SET TASK – Return the lines where the word "JRSC" occurs.

--- BEGIN ---

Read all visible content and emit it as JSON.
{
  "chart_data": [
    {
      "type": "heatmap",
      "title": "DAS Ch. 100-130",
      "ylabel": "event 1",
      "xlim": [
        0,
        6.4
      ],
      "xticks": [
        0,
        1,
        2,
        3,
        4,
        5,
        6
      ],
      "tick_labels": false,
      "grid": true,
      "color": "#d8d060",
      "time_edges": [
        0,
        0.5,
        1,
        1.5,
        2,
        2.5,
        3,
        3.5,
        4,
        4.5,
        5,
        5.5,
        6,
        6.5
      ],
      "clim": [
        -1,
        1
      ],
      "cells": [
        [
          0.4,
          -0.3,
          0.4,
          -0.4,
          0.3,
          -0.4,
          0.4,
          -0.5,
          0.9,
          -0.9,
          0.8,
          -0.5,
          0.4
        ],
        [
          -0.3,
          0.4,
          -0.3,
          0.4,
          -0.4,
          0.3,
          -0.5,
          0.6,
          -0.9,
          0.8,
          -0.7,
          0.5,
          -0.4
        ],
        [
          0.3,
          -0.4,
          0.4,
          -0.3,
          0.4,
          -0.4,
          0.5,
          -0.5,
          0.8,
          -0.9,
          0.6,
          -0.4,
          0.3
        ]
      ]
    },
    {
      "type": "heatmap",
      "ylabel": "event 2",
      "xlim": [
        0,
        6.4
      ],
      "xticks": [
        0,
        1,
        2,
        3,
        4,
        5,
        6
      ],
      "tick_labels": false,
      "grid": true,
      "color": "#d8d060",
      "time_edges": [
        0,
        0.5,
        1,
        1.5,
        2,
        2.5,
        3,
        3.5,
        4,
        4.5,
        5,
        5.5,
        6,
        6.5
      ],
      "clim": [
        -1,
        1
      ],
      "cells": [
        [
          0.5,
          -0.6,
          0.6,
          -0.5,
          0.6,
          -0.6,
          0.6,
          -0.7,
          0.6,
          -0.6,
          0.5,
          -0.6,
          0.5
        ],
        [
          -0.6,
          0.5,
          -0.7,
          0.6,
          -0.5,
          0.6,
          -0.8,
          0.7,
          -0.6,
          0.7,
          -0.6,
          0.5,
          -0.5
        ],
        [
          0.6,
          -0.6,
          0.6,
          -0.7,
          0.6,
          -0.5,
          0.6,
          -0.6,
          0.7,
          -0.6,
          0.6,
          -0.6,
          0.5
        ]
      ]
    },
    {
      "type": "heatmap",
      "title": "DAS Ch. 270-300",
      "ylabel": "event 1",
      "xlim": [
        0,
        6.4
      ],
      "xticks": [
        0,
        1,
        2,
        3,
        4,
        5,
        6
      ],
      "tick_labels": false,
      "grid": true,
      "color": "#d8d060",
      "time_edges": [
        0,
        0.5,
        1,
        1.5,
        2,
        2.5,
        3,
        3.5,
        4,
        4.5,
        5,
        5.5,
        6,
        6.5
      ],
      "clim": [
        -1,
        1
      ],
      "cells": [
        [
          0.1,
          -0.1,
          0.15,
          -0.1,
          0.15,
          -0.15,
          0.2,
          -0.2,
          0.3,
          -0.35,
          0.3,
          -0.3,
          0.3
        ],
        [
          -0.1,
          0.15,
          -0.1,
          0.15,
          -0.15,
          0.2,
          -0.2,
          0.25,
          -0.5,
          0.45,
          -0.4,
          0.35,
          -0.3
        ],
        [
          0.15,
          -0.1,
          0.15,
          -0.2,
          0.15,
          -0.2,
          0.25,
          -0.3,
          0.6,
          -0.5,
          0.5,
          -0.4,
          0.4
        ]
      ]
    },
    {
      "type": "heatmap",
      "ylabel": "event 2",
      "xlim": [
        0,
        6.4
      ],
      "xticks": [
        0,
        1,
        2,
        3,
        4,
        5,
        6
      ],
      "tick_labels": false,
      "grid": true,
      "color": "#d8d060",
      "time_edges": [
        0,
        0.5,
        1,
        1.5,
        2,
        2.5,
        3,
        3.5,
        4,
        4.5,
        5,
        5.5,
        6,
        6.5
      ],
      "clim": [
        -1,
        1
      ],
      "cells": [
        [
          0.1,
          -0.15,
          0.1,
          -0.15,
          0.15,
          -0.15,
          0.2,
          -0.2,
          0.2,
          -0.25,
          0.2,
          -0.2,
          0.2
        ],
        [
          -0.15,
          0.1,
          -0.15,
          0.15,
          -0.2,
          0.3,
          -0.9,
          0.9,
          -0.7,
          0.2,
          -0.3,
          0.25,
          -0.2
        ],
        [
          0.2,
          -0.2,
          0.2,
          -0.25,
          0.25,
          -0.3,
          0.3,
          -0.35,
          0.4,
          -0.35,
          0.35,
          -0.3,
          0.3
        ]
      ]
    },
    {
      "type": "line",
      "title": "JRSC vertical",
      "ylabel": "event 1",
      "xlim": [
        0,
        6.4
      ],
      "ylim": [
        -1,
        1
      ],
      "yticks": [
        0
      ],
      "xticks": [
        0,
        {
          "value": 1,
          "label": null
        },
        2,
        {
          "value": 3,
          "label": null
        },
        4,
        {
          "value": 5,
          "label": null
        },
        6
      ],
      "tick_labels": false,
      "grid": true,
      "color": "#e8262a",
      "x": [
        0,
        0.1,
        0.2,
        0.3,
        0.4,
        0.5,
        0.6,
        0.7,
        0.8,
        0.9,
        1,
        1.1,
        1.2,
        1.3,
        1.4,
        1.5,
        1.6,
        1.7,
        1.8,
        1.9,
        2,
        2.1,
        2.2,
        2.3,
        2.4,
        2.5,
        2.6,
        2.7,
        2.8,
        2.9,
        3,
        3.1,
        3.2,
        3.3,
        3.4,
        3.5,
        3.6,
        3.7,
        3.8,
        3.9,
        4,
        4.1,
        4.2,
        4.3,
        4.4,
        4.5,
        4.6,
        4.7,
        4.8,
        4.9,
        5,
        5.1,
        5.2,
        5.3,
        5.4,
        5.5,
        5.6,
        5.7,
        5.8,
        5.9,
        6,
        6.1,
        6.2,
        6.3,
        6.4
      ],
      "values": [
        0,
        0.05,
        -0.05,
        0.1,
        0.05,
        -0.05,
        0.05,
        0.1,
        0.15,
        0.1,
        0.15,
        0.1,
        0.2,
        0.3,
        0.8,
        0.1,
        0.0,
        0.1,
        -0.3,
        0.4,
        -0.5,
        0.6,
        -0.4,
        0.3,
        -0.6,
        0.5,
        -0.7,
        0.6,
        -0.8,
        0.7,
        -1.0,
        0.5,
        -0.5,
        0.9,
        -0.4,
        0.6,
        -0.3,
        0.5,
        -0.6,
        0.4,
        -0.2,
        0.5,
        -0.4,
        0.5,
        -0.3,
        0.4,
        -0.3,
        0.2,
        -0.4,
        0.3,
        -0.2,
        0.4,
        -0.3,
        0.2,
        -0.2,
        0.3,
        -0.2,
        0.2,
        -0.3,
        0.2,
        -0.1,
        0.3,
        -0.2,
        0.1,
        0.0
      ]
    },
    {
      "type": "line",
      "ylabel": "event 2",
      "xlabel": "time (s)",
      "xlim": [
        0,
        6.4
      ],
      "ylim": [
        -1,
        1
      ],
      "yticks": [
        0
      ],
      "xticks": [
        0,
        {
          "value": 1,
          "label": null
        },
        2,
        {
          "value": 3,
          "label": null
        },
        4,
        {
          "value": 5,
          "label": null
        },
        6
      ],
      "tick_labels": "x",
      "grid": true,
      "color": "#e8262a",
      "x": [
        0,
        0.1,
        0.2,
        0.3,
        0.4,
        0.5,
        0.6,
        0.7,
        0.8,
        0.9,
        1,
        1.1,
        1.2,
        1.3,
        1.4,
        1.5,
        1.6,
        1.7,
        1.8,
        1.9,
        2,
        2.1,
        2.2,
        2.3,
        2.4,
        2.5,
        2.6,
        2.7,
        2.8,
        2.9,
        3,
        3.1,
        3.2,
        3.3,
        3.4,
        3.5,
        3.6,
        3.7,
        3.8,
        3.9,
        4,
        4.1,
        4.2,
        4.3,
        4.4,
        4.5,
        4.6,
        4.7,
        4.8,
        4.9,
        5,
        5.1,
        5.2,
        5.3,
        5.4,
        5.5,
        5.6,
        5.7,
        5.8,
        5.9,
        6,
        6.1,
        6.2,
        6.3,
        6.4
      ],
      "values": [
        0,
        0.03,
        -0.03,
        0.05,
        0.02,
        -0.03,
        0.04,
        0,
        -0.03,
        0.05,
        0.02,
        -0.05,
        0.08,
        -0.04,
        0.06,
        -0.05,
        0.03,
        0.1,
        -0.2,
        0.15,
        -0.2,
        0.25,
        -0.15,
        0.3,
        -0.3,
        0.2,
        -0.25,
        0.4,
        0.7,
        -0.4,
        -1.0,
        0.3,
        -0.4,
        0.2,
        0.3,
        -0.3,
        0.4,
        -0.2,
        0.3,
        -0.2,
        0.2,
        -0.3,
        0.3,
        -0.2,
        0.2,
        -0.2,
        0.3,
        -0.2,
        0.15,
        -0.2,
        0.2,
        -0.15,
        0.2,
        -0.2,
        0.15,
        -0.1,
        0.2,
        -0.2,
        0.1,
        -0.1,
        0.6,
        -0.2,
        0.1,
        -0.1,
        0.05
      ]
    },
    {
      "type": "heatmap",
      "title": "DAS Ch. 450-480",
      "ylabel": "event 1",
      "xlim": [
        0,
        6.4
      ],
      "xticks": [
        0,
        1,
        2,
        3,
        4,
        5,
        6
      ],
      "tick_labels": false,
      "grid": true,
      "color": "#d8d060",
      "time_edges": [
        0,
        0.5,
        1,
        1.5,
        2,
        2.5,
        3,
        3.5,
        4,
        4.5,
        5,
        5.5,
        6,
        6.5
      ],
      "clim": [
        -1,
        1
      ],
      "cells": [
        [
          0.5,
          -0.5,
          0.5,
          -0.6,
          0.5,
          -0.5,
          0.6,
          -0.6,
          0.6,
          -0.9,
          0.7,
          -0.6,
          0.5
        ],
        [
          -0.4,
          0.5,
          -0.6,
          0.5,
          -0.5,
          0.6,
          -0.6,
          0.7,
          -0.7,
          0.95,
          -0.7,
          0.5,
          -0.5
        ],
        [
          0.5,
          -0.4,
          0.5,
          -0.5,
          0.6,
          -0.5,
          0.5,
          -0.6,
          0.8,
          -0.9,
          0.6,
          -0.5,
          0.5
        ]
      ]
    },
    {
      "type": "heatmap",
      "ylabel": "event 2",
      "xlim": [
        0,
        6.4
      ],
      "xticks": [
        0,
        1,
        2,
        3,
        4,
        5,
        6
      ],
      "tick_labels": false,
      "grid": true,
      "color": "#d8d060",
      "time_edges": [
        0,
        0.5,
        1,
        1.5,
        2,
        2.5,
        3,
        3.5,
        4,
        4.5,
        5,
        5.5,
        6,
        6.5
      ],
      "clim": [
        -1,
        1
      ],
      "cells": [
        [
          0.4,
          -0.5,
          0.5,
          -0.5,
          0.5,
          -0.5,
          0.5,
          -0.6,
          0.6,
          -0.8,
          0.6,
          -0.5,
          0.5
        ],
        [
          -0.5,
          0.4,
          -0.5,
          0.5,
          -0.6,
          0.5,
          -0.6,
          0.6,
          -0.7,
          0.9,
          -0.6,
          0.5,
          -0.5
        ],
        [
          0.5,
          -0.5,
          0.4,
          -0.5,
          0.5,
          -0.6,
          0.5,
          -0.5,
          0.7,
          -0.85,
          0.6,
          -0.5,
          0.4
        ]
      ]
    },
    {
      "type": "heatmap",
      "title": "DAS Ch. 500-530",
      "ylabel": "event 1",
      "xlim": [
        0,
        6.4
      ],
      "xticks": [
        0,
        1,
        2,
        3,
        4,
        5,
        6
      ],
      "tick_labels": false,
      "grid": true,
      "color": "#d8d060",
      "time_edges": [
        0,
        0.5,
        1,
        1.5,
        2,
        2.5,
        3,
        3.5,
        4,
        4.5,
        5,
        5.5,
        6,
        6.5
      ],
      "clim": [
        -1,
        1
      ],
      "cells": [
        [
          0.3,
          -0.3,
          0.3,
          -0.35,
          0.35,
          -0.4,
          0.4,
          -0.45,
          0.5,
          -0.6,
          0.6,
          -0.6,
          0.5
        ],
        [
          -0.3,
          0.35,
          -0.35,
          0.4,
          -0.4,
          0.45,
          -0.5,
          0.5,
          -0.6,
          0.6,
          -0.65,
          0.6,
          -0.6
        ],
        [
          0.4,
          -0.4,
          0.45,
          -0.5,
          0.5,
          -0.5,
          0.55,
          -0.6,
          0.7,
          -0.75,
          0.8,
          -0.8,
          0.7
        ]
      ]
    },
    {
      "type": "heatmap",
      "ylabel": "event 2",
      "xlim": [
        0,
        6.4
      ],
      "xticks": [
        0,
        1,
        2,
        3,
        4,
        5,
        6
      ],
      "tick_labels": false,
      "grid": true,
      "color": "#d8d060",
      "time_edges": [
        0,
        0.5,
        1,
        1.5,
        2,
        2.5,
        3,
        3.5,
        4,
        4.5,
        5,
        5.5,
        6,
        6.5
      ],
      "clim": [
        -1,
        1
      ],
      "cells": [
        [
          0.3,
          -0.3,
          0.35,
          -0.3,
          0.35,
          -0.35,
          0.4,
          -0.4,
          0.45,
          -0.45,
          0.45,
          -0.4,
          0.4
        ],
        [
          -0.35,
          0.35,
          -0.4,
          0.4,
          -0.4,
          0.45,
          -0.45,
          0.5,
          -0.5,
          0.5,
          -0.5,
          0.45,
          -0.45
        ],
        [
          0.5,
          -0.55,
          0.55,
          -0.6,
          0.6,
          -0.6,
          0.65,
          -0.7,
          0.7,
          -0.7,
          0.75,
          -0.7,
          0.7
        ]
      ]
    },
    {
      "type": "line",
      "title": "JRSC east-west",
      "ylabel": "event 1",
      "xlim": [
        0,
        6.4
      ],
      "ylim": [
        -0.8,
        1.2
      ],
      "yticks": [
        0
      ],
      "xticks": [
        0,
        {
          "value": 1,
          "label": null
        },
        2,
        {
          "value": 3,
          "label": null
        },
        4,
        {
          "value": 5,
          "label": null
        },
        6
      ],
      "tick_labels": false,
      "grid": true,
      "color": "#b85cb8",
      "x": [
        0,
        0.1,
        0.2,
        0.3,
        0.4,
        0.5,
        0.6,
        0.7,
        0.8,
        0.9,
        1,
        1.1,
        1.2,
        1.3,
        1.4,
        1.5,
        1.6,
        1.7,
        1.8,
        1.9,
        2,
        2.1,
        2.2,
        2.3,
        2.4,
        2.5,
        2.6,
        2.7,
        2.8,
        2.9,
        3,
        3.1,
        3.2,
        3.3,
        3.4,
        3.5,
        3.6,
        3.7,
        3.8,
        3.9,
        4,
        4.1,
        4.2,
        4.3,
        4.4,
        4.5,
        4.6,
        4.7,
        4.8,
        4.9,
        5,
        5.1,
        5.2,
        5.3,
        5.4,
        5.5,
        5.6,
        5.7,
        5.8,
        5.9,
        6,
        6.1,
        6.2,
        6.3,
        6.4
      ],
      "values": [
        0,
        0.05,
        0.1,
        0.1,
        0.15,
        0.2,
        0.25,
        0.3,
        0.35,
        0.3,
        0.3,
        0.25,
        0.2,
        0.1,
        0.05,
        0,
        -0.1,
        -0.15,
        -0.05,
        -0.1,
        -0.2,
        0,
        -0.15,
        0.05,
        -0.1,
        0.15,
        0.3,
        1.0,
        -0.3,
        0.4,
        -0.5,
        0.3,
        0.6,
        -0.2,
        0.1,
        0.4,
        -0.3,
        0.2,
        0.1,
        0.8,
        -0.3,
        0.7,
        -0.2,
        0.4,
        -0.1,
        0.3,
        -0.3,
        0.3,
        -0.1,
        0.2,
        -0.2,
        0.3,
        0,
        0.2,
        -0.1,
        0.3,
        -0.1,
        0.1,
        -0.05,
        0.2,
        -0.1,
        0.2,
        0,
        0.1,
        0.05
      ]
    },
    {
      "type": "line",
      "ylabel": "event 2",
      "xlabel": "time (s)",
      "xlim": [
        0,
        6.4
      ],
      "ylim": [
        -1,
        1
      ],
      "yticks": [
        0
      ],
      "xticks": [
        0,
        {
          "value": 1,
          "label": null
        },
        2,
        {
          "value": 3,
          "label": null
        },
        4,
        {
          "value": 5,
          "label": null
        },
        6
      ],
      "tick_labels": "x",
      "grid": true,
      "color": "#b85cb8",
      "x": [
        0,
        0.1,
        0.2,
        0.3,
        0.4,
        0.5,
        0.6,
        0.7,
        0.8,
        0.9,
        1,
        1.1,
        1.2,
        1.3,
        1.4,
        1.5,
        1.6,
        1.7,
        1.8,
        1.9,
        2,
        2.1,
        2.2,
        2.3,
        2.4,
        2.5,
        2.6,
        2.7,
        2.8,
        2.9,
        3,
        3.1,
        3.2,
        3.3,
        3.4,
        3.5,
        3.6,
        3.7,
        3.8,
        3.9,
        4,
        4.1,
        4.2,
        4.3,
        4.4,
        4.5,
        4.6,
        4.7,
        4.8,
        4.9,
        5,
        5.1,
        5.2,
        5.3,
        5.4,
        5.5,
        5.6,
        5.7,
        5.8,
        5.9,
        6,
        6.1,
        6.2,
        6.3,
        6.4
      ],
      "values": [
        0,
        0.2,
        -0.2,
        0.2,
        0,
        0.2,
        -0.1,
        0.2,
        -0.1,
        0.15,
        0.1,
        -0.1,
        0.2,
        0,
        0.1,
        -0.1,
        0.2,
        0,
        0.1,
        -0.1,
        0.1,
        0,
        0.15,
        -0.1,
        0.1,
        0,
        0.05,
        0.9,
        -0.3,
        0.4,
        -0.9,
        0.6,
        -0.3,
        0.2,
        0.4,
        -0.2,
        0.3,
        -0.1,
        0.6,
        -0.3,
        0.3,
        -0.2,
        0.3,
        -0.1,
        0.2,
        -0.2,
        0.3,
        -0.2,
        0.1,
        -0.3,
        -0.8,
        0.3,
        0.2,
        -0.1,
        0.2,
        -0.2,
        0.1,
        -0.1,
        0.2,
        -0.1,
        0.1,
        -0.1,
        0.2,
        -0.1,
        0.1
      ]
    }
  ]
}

--- END ---

REPLY TO THE EXERCISE –
      "title": "JRSC vertical",
      "title": "JRSC east-west",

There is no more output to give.